------ Vorliegender Auszug ------

Sabbat steht bevor, wir gehen vom Schwiegervater zum Zaddik. Den Namen
verstand ich nicht. Ein außerordentliches Bild für mich, obwohl das Sterben
und der völlige Niedergang unverkennbar sind. Der Zaddik, seine schmalschultrige,
hagere kleine Figur. Der Sohn - ein wohlerzogener Junge in kleinem Kapotthütchen,
man sieht in kleinbürgerliche, aber geräumige Zimmer. Alles akkurat, die
Frau eine gewöhnliche Jüdin, sogar ein bißchen auf modern aus. Die Gesichter
der alten Juden. In der Ecke Gespräche über die Teuerung. Ich finde mich
im Gebetsbuch nicht zurecht. Podolski hilft. Anstelle der Kerze ein Kienspan.
Ich bin glücklich - riesige Gesichter, gebogene Nasen, schwarze, graudurchzogene
Barte, ich denke an vieles, auf Wiedersehen, Ihr Toten, das Gesicht des
Zaddiks, Nickelkneifer, woher kommen Sie, junger Mann? Aus Odessa. Wie
geht es dort? Man lebt. Hier ist es furchtbar. Kurzes Gespräch. Ich gehe
erschüttert. Podolski, blaß und traurig, gibt mir seine Adresse, wundervoller
Abend. Ich gehe, denke nach, die stillen, fremden Straßen. Kondratjew mit
einer schwarzen Jüdin. Der arme Kommandant, mit Papacha, er hat kein Glück.
Dann die Nacht, der Zug, die aufgemalten Losungen des Kommunismus (Kontrast
zu dem, was ich bei den alten Juden sah). Maschinengeräusche, eigene Elektrostation,
eigene Zeitung, die Filmvorstellung läuft, der Zug strahlt, lärmt, dicklippige
Soldaten stehen Schlange bei den Wäscherinnen (2 Tage). - Isaak Babel,
Tagebuch 1920. In: I. B., Die Reiterarmee. Darmstadt und Neuwied 1980 (SL
321)
Tag (7)

------ Ausgelesene Daten ------

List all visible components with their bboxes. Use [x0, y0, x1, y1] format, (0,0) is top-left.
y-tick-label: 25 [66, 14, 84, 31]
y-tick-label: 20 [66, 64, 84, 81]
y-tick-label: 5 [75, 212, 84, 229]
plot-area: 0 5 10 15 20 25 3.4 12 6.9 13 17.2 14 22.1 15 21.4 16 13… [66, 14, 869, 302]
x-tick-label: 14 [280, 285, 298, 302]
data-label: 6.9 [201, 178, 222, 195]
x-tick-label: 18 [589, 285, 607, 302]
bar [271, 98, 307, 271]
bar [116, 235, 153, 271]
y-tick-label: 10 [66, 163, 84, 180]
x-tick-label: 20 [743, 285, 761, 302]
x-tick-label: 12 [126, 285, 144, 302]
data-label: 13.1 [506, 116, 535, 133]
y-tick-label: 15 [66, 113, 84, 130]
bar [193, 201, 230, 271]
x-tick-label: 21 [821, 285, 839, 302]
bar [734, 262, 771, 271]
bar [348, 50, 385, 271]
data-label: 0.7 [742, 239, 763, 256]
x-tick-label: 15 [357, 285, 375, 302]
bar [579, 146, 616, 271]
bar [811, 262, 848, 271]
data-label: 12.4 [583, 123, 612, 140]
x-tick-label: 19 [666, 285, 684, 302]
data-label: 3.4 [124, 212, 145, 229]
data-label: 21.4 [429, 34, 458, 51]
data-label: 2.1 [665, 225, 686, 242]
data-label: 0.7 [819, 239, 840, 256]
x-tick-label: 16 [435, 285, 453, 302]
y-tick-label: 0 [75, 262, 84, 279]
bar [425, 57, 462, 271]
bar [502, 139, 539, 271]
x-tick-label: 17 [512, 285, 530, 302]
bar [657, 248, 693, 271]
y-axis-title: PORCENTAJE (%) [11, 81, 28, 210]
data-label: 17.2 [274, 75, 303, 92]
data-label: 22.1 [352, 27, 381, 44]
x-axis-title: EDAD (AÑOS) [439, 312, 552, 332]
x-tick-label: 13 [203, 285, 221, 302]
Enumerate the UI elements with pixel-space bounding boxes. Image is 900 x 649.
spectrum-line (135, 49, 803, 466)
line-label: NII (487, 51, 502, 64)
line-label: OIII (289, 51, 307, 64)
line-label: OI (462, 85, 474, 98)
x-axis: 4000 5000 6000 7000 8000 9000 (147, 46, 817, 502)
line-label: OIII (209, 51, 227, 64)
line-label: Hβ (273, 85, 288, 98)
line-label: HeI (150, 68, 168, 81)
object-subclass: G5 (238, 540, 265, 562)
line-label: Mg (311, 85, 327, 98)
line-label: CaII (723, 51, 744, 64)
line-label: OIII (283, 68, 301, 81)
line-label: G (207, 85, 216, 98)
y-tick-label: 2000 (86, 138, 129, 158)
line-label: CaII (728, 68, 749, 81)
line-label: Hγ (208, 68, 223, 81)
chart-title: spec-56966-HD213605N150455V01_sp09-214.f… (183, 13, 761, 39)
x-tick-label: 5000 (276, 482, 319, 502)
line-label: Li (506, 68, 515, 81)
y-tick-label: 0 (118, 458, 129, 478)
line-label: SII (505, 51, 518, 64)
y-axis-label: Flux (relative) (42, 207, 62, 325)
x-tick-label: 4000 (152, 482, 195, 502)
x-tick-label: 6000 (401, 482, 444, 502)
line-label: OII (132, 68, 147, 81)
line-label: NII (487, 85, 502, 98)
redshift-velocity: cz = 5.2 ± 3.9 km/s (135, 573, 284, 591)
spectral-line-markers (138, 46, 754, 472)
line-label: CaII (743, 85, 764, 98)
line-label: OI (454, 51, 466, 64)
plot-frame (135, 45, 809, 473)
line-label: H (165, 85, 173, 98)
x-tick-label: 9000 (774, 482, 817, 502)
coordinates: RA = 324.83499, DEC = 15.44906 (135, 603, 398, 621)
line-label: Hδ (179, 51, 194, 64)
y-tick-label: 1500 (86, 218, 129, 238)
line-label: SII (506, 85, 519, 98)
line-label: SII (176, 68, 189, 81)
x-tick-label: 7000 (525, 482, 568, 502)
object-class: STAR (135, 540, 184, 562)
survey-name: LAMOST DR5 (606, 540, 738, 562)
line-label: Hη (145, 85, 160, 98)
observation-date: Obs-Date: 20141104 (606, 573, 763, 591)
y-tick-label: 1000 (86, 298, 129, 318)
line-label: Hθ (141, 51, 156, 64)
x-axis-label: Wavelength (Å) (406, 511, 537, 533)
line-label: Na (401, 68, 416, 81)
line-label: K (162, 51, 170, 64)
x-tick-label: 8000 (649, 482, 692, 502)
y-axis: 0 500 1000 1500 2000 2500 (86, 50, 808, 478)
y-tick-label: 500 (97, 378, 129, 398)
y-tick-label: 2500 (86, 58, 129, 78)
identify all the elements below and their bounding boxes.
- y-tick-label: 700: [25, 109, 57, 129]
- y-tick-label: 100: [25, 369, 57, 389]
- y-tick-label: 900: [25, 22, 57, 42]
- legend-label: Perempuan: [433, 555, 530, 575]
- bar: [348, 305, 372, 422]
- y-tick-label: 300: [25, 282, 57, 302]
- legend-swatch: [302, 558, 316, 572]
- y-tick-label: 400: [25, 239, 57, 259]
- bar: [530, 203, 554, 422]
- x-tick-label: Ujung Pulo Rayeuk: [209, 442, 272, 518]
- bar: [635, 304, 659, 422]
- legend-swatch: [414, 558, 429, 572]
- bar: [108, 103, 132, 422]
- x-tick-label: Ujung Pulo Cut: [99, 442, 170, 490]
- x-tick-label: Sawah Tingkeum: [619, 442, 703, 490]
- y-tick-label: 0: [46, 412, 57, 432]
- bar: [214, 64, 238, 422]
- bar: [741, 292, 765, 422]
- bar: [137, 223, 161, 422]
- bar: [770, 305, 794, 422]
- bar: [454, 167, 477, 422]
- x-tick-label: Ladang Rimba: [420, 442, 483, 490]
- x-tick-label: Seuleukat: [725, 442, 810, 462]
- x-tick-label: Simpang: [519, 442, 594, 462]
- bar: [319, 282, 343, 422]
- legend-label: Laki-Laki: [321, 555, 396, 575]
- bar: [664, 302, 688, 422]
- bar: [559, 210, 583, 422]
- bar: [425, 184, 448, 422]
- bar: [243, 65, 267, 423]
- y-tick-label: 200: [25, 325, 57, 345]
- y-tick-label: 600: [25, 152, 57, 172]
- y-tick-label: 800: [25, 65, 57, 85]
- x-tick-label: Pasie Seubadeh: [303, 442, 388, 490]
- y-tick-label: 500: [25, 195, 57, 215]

------

## Auftrag 1
Was brennt im Tagebuchauszug über den Besuch beim Zaddik anstelle der Kerze?
## Auftrag 2
Führen Sie den Tagebuchauszug über den Besuch beim Zaddik im Anschluss an seinen letzten Satz fort.
Die Auflistung steht in keinem Zusammenhang mit dem Auszug.

## Ergebnis 1
Ein Kienspan.

## Ergebnis 2
Am 25. August wachte Avelino
Arredondo nach neun Uhr auf. Zuerst dachte er an Clara und dann erst an
das Datum. Erleichtert sagte er sich: ›Jetzt hat das mühsame Warten ein
Ende. Der Tag ist gekommen.‹
Er rasierte sich ohne Hast, und im Spiegel begegnete ihm das übliche Gesicht. Er suchte sich eine rötliche Krawatte und seine beste Kleidung heraus. Er frühstückte spät. Der graue Himmel sah nach Sprühregen aus; er hatte ihn sich immer strahlend vorgestellt. Ein bitterer Nachgeschmack streifte ihn, als er für immer das klamme Zimmer verließ. Auf dem Flur begegnete er der Mulattin und gab ihr die letzten Pesos, die ihm verblieben waren. Im Ladenschild der Eisenwarenhandlung sah er die farbigen Rhomben und überlegte, daß er über zwei Monate nicht an sie gedacht hatte. Er machte sich auf den Weg zur Calle de Sarandí. Es war ein Feiertag, und die Straßen waren fast menschenleer.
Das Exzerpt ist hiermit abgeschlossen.